━━━ DATASET EXCERPTS

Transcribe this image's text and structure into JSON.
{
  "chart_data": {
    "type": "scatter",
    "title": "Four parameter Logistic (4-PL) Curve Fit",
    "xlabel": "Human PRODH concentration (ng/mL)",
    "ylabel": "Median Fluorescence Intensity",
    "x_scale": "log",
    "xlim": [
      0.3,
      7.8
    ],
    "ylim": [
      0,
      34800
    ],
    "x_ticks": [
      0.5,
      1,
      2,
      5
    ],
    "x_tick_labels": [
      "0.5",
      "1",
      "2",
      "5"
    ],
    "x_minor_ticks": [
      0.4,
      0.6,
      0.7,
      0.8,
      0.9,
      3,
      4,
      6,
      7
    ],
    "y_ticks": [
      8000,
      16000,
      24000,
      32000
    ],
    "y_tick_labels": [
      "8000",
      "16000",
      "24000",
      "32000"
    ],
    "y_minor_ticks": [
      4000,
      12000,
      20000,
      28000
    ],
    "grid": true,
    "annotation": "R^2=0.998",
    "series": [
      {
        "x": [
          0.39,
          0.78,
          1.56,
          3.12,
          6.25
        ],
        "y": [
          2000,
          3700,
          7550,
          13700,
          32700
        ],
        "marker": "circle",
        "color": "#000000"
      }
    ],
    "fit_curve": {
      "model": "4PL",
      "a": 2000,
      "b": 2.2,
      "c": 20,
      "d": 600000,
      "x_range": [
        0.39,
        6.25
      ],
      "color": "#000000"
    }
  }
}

━━━━━━

YOUR OBJECTIVE> Retype the material in full. Each word must match.

WRITTEN REPLY>
Transcribe this image's text and structure into JSON.
{
  "chart_data": {
    "type": "scatter",
    "title": "Four parameter Logistic (4-PL) Curve Fit",
    "xlabel": "Human PRODH concentration (ng/mL)",
    "ylabel": "Median Fluorescence Intensity",
    "x_scale": "log",
    "xlim": [
      0.3,
      7.8
    ],
    "ylim": [
      0,
      34800
    ],
    "x_ticks": [
      0.5,
      1,
      2,
      5
    ],
    "x_tick_labels": [
      "0.5",
      "1",
      "2",
      "5"
    ],
    "x_minor_ticks": [
      0.4,
      0.6,
      0.7,
      0.8,
      0.9,
      3,
      4,
      6,
      7
    ],
    "y_ticks": [
      8000,
      16000,
      24000,
      32000
    ],
    "y_tick_labels": [
      "8000",
      "16000",
      "24000",
      "32000"
    ],
    "y_minor_ticks": [
      4000,
      12000,
      20000,
      28000
    ],
    "grid": true,
    "annotation": "R^2=0.998",
    "series": [
      {
        "x": [
          0.39,
          0.78,
          1.56,
          3.12,
          6.25
        ],
        "y": [
          2000,
          3700,
          7550,
          13700,
          32700
        ],
        "marker": "circle",
        "color": "#000000"
      }
    ],
    "fit_curve": {
      "model": "4PL",
      "a": 2000,
      "b": 2.2,
      "c": 20,
      "d": 600000,
      "x_range": [
        0.39,
        6.25
      ],
      "color": "#000000"
    }
  }
}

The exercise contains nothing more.